- [DATA FOR THIS EXERCISE]
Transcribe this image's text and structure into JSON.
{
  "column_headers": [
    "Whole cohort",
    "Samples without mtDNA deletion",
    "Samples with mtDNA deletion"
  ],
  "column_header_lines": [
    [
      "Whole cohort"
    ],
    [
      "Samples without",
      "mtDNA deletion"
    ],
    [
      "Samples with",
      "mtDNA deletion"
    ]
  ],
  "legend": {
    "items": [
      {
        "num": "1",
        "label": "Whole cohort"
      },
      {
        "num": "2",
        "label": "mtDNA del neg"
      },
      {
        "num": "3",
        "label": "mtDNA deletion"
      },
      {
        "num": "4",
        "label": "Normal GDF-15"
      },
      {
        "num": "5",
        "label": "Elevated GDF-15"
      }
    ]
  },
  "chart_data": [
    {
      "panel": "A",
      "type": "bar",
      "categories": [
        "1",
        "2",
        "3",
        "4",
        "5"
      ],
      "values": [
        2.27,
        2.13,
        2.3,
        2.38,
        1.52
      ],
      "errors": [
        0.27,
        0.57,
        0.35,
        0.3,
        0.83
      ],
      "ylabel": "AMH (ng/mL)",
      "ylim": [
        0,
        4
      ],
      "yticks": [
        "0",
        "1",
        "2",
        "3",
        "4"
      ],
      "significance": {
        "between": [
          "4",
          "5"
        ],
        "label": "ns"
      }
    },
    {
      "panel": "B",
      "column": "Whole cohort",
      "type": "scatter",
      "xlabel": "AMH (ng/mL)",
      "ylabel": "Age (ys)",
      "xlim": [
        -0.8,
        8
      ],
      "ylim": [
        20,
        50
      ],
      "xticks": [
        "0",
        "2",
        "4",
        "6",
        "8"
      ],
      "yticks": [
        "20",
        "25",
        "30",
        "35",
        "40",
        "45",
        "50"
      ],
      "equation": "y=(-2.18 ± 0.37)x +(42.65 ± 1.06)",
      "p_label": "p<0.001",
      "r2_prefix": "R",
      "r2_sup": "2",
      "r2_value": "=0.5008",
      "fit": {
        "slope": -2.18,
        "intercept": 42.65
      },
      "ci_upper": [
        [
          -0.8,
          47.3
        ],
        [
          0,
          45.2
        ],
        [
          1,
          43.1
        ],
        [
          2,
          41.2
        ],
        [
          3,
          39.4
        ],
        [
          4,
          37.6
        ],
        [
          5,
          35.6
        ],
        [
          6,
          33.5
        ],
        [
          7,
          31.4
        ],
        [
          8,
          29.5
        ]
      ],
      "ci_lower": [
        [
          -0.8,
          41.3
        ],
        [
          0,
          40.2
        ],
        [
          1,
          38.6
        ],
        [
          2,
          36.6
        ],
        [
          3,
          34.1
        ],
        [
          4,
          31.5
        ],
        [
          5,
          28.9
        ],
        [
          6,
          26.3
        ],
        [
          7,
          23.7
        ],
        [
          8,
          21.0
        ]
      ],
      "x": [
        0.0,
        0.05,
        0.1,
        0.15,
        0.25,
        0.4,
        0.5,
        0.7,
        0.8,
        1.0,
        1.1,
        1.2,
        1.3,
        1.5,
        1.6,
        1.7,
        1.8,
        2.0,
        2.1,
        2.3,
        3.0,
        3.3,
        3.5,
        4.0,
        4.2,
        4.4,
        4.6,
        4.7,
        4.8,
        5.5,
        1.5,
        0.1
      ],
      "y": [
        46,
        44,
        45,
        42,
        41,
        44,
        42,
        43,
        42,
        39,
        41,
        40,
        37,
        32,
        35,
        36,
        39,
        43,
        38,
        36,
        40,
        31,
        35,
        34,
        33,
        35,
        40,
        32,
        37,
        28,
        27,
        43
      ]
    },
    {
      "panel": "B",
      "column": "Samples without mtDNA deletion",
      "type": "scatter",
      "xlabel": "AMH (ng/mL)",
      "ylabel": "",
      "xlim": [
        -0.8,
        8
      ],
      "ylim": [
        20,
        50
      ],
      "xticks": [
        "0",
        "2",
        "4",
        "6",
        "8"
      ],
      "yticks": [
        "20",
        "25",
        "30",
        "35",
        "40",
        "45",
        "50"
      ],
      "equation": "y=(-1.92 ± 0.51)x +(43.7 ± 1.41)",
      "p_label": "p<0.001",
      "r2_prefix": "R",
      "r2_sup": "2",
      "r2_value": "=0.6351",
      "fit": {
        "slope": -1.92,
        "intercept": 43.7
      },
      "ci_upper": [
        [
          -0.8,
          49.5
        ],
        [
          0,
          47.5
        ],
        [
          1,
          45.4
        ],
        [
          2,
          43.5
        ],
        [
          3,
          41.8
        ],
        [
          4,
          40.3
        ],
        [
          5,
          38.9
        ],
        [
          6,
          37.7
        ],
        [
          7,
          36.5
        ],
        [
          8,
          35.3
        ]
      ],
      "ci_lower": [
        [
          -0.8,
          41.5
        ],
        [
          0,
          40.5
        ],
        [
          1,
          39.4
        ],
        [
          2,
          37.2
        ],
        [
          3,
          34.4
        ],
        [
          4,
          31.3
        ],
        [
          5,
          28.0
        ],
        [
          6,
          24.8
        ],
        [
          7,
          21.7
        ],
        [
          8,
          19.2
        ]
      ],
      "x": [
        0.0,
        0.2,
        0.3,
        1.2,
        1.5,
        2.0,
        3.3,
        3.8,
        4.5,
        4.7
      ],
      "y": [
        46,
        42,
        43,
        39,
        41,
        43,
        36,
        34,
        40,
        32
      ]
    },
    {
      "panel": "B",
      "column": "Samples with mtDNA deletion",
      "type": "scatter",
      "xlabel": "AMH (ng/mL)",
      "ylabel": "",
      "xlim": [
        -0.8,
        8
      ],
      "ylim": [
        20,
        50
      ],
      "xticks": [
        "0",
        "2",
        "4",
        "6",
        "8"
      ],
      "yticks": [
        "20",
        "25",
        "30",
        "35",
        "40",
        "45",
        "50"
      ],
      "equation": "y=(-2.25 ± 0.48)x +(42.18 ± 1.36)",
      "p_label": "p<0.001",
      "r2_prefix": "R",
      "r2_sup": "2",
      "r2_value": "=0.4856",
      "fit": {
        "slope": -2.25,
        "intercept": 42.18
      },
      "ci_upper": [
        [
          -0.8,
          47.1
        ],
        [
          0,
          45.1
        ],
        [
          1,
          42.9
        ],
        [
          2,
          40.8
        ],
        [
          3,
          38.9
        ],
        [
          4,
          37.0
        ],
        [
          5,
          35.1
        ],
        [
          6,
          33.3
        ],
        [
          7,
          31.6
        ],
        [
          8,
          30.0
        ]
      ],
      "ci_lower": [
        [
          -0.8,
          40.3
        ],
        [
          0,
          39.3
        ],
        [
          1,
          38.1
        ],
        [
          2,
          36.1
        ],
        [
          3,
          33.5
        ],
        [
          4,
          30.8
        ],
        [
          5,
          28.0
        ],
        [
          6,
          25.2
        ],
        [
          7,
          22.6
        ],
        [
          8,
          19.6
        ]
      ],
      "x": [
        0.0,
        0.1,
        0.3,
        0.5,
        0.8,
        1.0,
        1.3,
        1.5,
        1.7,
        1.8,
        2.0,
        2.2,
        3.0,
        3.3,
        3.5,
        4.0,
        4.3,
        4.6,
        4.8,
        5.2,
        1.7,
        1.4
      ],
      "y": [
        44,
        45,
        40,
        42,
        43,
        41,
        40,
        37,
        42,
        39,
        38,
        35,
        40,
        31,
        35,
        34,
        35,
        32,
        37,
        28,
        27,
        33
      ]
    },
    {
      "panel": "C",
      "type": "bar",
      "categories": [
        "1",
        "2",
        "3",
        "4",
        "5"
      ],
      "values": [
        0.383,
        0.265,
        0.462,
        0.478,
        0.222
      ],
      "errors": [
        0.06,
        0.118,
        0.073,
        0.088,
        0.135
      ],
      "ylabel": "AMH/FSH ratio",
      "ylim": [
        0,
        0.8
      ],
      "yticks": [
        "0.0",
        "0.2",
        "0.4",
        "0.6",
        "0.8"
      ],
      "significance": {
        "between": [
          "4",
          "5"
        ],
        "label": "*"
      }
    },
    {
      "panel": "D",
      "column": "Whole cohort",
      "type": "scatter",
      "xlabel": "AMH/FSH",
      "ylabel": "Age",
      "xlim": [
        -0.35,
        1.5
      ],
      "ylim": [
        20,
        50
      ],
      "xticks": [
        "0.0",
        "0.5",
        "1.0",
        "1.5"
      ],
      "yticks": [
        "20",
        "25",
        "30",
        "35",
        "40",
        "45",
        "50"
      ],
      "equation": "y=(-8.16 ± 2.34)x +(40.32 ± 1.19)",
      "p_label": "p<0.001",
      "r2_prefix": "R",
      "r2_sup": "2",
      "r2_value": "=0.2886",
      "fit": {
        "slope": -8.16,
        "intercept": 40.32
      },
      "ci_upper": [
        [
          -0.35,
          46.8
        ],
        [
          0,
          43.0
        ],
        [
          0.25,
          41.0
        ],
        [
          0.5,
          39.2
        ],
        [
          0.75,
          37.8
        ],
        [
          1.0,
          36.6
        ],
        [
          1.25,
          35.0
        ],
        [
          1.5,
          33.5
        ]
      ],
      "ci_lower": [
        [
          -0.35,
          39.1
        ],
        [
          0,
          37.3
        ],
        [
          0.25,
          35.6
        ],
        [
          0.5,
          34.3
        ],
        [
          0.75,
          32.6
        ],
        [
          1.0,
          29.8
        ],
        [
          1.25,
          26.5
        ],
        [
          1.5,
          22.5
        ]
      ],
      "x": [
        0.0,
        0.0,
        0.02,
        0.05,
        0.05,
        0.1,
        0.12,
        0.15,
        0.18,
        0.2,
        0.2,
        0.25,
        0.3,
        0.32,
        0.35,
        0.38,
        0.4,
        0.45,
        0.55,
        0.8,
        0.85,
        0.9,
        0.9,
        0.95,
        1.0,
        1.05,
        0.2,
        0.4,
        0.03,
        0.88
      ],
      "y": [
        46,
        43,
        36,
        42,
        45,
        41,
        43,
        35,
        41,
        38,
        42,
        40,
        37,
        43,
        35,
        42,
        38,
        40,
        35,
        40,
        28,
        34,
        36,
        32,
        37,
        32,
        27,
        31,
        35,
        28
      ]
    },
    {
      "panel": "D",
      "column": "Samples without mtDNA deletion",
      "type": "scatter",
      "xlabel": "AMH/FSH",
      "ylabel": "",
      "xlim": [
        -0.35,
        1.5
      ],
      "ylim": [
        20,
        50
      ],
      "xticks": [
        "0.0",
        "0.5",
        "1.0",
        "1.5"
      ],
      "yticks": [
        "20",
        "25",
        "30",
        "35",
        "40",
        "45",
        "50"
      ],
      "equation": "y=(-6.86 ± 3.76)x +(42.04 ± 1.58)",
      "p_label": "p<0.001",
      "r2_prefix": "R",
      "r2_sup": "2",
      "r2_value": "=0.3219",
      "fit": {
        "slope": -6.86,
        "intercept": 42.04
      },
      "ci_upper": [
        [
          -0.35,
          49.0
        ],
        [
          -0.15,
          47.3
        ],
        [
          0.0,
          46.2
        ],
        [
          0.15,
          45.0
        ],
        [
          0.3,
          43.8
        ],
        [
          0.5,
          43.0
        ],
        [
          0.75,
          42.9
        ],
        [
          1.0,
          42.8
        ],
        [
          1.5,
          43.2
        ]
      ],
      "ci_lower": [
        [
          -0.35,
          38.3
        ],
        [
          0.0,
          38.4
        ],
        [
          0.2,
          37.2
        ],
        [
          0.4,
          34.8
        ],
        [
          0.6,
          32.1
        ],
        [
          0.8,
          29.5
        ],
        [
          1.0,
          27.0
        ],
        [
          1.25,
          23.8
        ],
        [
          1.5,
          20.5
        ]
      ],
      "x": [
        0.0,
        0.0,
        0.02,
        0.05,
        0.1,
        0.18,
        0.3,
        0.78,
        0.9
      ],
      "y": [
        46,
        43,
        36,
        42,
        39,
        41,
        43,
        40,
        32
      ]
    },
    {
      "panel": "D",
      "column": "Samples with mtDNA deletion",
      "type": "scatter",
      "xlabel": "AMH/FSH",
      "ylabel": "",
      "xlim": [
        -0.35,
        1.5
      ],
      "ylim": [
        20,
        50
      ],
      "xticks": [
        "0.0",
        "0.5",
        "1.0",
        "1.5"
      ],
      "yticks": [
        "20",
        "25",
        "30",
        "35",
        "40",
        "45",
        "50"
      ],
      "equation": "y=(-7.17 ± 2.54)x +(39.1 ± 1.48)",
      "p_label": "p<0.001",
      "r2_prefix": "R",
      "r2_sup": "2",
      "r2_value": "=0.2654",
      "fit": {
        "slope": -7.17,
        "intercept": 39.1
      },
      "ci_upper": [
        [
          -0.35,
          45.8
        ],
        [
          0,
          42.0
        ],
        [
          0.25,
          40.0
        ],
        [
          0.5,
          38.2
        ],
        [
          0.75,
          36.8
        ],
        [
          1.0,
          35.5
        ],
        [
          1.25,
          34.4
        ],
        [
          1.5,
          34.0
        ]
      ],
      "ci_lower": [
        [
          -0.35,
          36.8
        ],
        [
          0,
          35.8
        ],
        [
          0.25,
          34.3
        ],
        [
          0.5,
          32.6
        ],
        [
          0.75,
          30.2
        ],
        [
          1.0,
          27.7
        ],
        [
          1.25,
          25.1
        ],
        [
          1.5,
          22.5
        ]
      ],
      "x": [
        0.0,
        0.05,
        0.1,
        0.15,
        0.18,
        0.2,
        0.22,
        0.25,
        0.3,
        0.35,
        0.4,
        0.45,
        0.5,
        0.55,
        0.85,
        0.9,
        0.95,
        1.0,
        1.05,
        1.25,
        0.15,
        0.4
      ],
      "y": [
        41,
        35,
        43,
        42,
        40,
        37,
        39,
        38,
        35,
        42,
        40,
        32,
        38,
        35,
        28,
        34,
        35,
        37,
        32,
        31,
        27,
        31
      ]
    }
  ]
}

- [EXERCISE DETAILS] Using the listing above, show every line that includes the string "without".

- [WORKED ANSWER]
    "Samples without mtDNA deletion",
      "Samples without",
      "column": "Samples without mtDNA deletion",
      "column": "Samples without mtDNA deletion",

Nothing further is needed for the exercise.